Among the lines below, count those with "this". Give the total alone.

— START —

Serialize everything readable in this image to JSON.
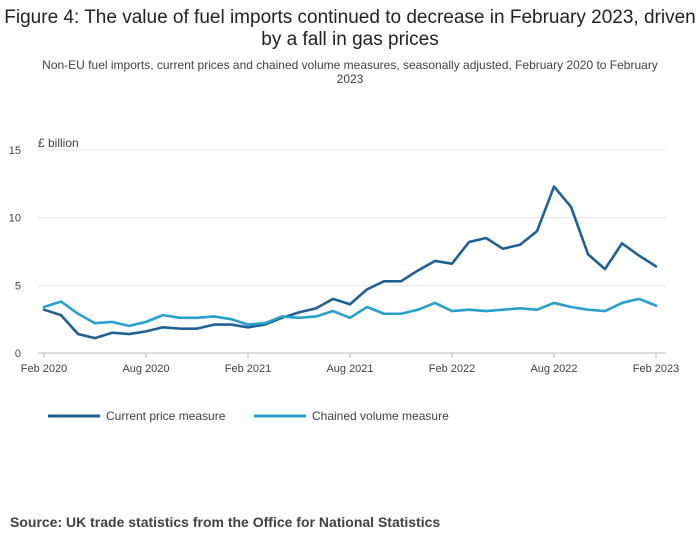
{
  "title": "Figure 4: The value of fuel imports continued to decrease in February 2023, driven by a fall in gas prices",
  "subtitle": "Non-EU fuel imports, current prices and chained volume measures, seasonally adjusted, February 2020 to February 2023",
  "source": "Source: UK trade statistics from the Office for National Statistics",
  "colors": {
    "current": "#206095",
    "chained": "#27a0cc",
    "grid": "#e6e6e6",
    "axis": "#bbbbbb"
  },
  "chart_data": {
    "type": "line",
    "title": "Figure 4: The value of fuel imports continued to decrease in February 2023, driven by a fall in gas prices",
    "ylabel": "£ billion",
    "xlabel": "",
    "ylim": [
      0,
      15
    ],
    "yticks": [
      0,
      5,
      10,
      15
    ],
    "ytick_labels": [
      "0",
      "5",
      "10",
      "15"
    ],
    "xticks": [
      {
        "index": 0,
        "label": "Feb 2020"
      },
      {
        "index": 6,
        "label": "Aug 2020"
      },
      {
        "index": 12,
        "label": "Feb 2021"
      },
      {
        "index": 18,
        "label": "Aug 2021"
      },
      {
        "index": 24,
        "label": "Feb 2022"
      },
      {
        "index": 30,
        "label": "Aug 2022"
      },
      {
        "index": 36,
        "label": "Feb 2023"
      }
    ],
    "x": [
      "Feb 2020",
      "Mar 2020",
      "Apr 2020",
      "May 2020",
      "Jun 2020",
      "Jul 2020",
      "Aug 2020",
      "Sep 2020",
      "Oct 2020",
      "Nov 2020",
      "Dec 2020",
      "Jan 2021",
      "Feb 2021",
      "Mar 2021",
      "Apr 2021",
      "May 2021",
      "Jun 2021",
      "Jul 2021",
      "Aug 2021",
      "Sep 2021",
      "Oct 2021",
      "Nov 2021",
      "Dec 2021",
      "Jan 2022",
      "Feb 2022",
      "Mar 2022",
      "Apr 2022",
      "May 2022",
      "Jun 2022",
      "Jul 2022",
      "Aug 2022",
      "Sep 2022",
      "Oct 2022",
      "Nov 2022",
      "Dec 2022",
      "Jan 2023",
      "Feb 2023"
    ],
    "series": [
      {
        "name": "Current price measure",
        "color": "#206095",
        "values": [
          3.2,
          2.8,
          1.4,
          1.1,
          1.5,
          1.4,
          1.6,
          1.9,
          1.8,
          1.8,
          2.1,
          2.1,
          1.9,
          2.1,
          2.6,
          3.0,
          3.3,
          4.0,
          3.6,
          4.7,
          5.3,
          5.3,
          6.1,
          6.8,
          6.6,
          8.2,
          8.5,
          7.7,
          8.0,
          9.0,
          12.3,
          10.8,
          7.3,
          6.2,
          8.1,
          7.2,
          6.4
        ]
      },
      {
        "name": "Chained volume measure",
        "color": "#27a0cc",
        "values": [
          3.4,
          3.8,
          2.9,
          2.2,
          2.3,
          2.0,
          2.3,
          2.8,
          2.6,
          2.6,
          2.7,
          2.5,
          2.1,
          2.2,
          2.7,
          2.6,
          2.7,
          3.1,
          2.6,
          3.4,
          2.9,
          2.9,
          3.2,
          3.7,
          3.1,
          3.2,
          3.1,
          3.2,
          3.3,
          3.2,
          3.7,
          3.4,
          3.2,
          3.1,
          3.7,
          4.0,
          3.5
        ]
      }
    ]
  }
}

— END —
— START —

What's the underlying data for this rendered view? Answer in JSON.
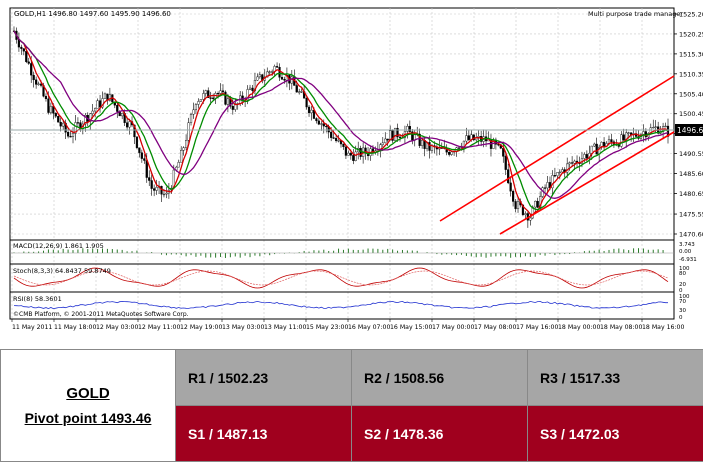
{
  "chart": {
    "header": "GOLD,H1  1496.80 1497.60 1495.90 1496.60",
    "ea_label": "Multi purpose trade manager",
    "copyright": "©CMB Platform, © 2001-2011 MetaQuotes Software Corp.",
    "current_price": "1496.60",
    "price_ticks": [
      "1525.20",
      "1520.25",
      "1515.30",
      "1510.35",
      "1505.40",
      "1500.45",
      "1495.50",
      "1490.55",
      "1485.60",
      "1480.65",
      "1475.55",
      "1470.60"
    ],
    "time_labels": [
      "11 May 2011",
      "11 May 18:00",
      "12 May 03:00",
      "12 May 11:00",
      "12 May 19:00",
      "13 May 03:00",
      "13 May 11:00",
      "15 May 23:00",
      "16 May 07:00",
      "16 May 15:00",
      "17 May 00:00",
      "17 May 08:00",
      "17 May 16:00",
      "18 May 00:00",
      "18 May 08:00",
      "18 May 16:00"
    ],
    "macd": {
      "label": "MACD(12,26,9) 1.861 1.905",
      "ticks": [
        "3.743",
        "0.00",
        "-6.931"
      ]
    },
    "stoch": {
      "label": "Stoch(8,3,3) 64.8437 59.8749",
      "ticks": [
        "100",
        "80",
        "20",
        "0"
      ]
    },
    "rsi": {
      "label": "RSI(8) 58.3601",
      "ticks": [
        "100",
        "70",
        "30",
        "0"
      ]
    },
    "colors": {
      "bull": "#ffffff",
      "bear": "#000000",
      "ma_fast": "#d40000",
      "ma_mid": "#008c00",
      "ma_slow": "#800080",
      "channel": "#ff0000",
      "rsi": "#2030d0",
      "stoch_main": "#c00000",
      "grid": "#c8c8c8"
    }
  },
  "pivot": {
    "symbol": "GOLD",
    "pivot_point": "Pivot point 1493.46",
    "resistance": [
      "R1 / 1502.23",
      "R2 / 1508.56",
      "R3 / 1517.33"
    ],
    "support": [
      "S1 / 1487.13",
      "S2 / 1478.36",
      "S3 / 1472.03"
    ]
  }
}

— END —

Answer for the task:
2